What the exercise asks
Pictures do not belong in the copy. Return all of the entries exactly.

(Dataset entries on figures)
━━━━

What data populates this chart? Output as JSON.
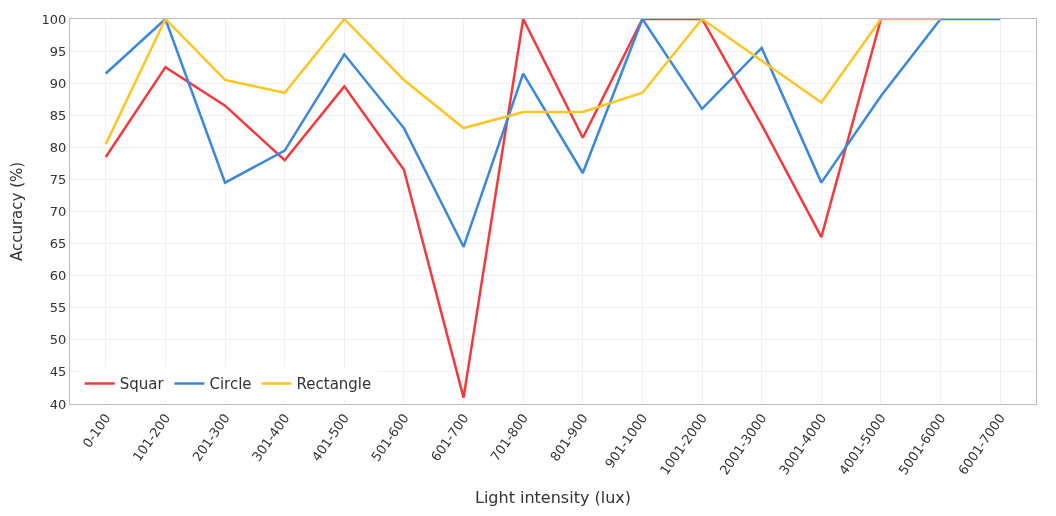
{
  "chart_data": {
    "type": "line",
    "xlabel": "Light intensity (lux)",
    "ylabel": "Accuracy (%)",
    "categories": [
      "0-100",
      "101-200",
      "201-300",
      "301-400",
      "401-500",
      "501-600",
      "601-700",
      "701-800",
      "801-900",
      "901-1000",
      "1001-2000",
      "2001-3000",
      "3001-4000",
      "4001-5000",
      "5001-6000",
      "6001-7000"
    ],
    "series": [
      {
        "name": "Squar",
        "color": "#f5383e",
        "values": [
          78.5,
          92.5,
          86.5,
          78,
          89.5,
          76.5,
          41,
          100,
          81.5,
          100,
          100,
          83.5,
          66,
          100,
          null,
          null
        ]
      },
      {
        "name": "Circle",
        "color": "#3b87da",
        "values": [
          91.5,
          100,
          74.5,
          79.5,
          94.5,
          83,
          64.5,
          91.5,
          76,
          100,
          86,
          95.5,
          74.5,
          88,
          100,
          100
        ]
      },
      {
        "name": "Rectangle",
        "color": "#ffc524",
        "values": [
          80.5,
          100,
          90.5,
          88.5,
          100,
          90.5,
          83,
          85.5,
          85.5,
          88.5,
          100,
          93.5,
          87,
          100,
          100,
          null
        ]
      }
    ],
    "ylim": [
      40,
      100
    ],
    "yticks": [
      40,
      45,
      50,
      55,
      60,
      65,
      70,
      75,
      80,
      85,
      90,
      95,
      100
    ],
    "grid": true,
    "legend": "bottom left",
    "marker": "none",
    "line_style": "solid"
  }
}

━━━━

Exercise output
What data populates this chart? Output as JSON.
{
  "chart_data": {
    "type": "line",
    "xlabel": "Light intensity (lux)",
    "ylabel": "Accuracy (%)",
    "categories": [
      "0-100",
      "101-200",
      "201-300",
      "301-400",
      "401-500",
      "501-600",
      "601-700",
      "701-800",
      "801-900",
      "901-1000",
      "1001-2000",
      "2001-3000",
      "3001-4000",
      "4001-5000",
      "5001-6000",
      "6001-7000"
    ],
    "series": [
      {
        "name": "Squar",
        "color": "#f5383e",
        "values": [
          78.5,
          92.5,
          86.5,
          78,
          89.5,
          76.5,
          41,
          100,
          81.5,
          100,
          100,
          83.5,
          66,
          100,
          null,
          null
        ]
      },
      {
        "name": "Circle",
        "color": "#3b87da",
        "values": [
          91.5,
          100,
          74.5,
          79.5,
          94.5,
          83,
          64.5,
          91.5,
          76,
          100,
          86,
          95.5,
          74.5,
          88,
          100,
          100
        ]
      },
      {
        "name": "Rectangle",
        "color": "#ffc524",
        "values": [
          80.5,
          100,
          90.5,
          88.5,
          100,
          90.5,
          83,
          85.5,
          85.5,
          88.5,
          100,
          93.5,
          87,
          100,
          100,
          null
        ]
      }
    ],
    "ylim": [
      40,
      100
    ],
    "yticks": [
      40,
      45,
      50,
      55,
      60,
      65,
      70,
      75,
      80,
      85,
      90,
      95,
      100
    ],
    "grid": true,
    "legend": "bottom left",
    "marker": "none",
    "line_style": "solid"
  }
}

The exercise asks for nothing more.